■ **Set exercise**
Look through the material below and give the number of lines holding "this", with no other words.

────

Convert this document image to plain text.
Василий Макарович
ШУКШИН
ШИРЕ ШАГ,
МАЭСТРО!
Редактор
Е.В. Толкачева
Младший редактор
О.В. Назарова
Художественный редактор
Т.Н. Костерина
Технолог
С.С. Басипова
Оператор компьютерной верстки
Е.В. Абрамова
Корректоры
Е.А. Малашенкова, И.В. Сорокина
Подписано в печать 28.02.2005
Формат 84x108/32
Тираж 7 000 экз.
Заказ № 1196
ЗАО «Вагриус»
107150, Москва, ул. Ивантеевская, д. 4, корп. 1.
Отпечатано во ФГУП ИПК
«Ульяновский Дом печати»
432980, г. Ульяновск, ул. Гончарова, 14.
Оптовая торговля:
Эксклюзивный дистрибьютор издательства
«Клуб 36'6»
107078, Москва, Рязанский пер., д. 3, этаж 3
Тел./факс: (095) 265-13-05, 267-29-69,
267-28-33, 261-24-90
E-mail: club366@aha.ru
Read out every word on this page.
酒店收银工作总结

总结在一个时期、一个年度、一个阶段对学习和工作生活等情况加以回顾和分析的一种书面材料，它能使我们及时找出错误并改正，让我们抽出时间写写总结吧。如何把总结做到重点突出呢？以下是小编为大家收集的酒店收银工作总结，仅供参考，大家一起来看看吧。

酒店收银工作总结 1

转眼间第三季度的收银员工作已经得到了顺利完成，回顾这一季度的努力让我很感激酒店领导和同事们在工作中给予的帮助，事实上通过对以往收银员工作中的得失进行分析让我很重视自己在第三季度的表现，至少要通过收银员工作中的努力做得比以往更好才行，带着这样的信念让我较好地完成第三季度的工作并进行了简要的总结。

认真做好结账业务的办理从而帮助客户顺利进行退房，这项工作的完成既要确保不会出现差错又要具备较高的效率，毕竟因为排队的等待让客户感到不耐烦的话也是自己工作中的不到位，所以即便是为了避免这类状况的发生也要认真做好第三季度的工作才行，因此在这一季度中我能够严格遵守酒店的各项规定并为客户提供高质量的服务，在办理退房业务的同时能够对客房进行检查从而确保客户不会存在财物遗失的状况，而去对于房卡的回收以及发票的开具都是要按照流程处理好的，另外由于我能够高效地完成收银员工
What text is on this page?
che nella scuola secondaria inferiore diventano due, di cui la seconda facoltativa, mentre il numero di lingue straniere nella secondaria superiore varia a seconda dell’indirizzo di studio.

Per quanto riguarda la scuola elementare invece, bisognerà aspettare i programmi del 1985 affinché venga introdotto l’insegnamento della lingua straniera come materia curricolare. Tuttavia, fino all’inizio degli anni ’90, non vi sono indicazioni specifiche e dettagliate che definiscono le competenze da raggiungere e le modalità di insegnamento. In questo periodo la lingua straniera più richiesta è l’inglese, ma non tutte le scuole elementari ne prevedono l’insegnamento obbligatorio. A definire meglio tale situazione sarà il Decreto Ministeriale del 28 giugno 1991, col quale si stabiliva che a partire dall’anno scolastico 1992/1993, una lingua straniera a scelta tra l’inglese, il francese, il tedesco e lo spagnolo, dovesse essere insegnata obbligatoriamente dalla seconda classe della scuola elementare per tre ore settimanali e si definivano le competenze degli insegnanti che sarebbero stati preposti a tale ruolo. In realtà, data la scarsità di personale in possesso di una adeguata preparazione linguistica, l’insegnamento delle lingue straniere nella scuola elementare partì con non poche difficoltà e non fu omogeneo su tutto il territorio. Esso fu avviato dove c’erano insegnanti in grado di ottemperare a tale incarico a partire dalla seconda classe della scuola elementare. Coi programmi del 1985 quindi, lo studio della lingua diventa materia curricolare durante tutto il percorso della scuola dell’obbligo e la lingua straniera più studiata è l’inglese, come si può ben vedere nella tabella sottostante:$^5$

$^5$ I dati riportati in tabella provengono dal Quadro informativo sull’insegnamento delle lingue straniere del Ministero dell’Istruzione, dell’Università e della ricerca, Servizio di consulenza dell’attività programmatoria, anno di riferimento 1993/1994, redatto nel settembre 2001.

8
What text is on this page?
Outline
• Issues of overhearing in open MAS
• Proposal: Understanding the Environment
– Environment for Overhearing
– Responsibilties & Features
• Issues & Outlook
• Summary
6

────

■ **Task solution**
4